PROBLEM STATEMENT: Give the entries again, word for word.

+ + + + + + +

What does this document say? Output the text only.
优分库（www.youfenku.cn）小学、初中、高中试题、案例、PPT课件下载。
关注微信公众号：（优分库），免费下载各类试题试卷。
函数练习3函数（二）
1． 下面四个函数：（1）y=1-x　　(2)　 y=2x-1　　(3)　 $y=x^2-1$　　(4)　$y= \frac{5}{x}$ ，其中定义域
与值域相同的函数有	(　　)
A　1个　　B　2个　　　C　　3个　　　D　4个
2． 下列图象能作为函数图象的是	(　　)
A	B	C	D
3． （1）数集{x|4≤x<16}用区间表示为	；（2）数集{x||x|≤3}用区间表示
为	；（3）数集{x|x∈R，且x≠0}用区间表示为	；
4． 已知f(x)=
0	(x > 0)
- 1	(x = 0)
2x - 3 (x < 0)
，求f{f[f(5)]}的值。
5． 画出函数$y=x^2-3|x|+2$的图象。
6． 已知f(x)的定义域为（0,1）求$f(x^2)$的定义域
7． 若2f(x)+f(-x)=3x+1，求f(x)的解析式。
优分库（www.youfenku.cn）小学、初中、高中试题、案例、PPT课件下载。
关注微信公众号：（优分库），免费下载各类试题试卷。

+ + + + + + +

TASK RESPONSE:
What does this document say? Output the text only.
优分库（www.youfenku.cn）小学、初中、高中试题、案例、PPT课件下载。
关注微信公众号：（优分库），免费下载各类试题试卷。
函数练习3函数（二）
1． 下面四个函数：（1）y=1-x　　(2)　 y=2x-1　　(3)　 $y=x^2-1$　　(4)　$y= \frac{5}{x}$ ，其中定义域
与值域相同的函数有	(　　)
A　1个　　B　2个　　　C　　3个　　　D　4个
2． 下列图象能作为函数图象的是	(　　)
A	B	C	D
3． （1）数集{x|4≤x<16}用区间表示为	；（2）数集{x||x|≤3}用区间表示
为	；（3）数集{x|x∈R，且x≠0}用区间表示为	；
4． 已知f(x)=
0	(x > 0)
- 1	(x = 0)
2x - 3 (x < 0)
，求f{f[f(5)]}的值。
5． 画出函数$y=x^2-3|x|+2$的图象。
6． 已知f(x)的定义域为（0,1）求$f(x^2)$的定义域
7． 若2f(x)+f(-x)=3x+1，求f(x)的解析式。
优分库（www.youfenku.cn）小学、初中、高中试题、案例、PPT课件下载。
关注微信公众号：（优分库），免费下载各类试题试卷。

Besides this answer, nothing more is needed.